_Work order:_ Reproduce all records below exactly.

_Material for this task:_

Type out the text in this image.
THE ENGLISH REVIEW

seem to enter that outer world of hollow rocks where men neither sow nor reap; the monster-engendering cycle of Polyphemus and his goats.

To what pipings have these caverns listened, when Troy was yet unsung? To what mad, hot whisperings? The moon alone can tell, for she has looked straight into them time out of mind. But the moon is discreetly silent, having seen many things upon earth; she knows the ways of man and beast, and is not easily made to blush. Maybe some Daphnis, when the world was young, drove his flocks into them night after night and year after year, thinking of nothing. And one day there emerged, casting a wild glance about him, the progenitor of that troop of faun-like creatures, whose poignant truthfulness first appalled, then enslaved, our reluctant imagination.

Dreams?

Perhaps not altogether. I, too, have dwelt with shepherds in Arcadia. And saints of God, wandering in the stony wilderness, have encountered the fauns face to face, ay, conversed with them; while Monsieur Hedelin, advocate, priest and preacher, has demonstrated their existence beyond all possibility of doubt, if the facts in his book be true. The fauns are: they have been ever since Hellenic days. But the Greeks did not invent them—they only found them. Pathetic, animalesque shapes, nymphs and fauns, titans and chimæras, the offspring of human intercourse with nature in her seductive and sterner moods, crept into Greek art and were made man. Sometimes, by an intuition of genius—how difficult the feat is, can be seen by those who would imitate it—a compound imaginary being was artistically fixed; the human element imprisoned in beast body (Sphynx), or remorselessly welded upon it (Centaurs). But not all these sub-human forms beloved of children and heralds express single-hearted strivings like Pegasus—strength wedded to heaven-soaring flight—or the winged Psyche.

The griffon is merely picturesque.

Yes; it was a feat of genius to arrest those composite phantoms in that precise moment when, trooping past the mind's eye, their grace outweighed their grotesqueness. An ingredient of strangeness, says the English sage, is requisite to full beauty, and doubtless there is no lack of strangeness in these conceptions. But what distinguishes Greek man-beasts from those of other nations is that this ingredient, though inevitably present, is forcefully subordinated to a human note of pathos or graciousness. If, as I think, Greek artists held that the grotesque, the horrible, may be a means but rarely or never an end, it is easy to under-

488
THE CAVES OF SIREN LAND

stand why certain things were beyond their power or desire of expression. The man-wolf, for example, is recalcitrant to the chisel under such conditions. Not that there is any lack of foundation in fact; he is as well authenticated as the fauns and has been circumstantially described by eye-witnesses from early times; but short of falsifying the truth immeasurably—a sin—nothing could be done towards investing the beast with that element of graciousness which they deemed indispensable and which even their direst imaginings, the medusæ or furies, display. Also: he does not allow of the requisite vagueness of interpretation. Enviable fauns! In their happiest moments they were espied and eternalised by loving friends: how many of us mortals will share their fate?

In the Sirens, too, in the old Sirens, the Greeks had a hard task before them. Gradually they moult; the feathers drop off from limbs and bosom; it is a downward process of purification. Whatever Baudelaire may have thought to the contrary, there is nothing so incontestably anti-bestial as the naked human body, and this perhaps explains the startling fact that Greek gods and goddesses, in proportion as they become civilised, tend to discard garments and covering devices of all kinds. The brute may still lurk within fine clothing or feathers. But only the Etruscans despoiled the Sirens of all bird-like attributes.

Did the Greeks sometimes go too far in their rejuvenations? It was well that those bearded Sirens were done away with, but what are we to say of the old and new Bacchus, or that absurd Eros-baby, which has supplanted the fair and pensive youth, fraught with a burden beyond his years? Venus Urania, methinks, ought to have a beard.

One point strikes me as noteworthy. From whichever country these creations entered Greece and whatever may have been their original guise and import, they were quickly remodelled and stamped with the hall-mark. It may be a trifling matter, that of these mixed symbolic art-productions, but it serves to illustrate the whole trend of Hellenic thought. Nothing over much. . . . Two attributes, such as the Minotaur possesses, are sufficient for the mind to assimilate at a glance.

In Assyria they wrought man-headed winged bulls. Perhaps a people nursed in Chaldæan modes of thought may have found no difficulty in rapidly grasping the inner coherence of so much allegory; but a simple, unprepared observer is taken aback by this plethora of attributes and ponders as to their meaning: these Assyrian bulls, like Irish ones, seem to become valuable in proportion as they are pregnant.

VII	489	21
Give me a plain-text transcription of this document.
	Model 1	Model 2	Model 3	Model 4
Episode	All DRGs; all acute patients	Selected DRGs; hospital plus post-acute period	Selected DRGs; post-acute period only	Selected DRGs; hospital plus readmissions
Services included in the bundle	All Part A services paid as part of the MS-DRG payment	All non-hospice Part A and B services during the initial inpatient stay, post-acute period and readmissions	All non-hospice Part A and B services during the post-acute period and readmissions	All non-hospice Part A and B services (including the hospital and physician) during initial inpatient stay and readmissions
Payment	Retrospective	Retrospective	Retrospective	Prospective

_Response to the task:_
Type out the text in this image.
THE ENGLISH REVIEW

seem to enter that outer world of hollow rocks where men neither sow nor reap; the monster-engendering cycle of Polyphemus and his goats.

To what pipings have these caverns listened, when Troy was yet unsung? To what mad, hot whisperings? The moon alone can tell, for she has looked straight into them time out of mind. But the moon is discreetly silent, having seen many things upon earth; she knows the ways of man and beast, and is not easily made to blush. Maybe some Daphnis, when the world was young, drove his flocks into them night after night and year after year, thinking of nothing. And one day there emerged, casting a wild glance about him, the progenitor of that troop of faun-like creatures, whose poignant truthfulness first appalled, then enslaved, our reluctant imagination.

Dreams?

Perhaps not altogether. I, too, have dwelt with shepherds in Arcadia. And saints of God, wandering in the stony wilderness, have encountered the fauns face to face, ay, conversed with them; while Monsieur Hedelin, advocate, priest and preacher, has demonstrated their existence beyond all possibility of doubt, if the facts in his book be true. The fauns are: they have been ever since Hellenic days. But the Greeks did not invent them—they only found them. Pathetic, animalesque shapes, nymphs and fauns, titans and chimæras, the offspring of human intercourse with nature in her seductive and sterner moods, crept into Greek art and were made man. Sometimes, by an intuition of genius—how difficult the feat is, can be seen by those who would imitate it—a compound imaginary being was artistically fixed; the human element imprisoned in beast body (Sphynx), or remorselessly welded upon it (Centaurs). But not all these sub-human forms beloved of children and heralds express single-hearted strivings like Pegasus—strength wedded to heaven-soaring flight—or the winged Psyche.

The griffon is merely picturesque.

Yes; it was a feat of genius to arrest those composite phantoms in that precise moment when, trooping past the mind's eye, their grace outweighed their grotesqueness. An ingredient of strangeness, says the English sage, is requisite to full beauty, and doubtless there is no lack of strangeness in these conceptions. But what distinguishes Greek man-beasts from those of other nations is that this ingredient, though inevitably present, is forcefully subordinated to a human note of pathos or graciousness. If, as I think, Greek artists held that the grotesque, the horrible, may be a means but rarely or never an end, it is easy to under-

488
THE CAVES OF SIREN LAND

stand why certain things were beyond their power or desire of expression. The man-wolf, for example, is recalcitrant to the chisel under such conditions. Not that there is any lack of foundation in fact; he is as well authenticated as the fauns and has been circumstantially described by eye-witnesses from early times; but short of falsifying the truth immeasurably—a sin—nothing could be done towards investing the beast with that element of graciousness which they deemed indispensable and which even their direst imaginings, the medusæ or furies, display. Also: he does not allow of the requisite vagueness of interpretation. Enviable fauns! In their happiest moments they were espied and eternalised by loving friends: how many of us mortals will share their fate?

In the Sirens, too, in the old Sirens, the Greeks had a hard task before them. Gradually they moult; the feathers drop off from limbs and bosom; it is a downward process of purification. Whatever Baudelaire may have thought to the contrary, there is nothing so incontestably anti-bestial as the naked human body, and this perhaps explains the startling fact that Greek gods and goddesses, in proportion as they become civilised, tend to discard garments and covering devices of all kinds. The brute may still lurk within fine clothing or feathers. But only the Etruscans despoiled the Sirens of all bird-like attributes.

Did the Greeks sometimes go too far in their rejuvenations? It was well that those bearded Sirens were done away with, but what are we to say of the old and new Bacchus, or that absurd Eros-baby, which has supplanted the fair and pensive youth, fraught with a burden beyond his years? Venus Urania, methinks, ought to have a beard.

One point strikes me as noteworthy. From whichever country these creations entered Greece and whatever may have been their original guise and import, they were quickly remodelled and stamped with the hall-mark. It may be a trifling matter, that of these mixed symbolic art-productions, but it serves to illustrate the whole trend of Hellenic thought. Nothing over much. . . . Two attributes, such as the Minotaur possesses, are sufficient for the mind to assimilate at a glance.

In Assyria they wrought man-headed winged bulls. Perhaps a people nursed in Chaldæan modes of thought may have found no difficulty in rapidly grasping the inner coherence of so much allegory; but a simple, unprepared observer is taken aback by this plethora of attributes and ponders as to their meaning: these Assyrian bulls, like Irish ones, seem to become valuable in proportion as they are pregnant.

VII	489	21
Give me a plain-text transcription of this document.
	Model 1	Model 2	Model 3	Model 4
Episode	All DRGs; all acute patients	Selected DRGs; hospital plus post-acute period	Selected DRGs; post-acute period only	Selected DRGs; hospital plus readmissions
Services included in the bundle	All Part A services paid as part of the MS-DRG payment	All non-hospice Part A and B services during the initial inpatient stay, post-acute period and readmissions	All non-hospice Part A and B services during the post-acute period and readmissions	All non-hospice Part A and B services (including the hospital and physician) during initial inpatient stay and readmissions
Payment	Retrospective	Retrospective	Retrospective	Prospective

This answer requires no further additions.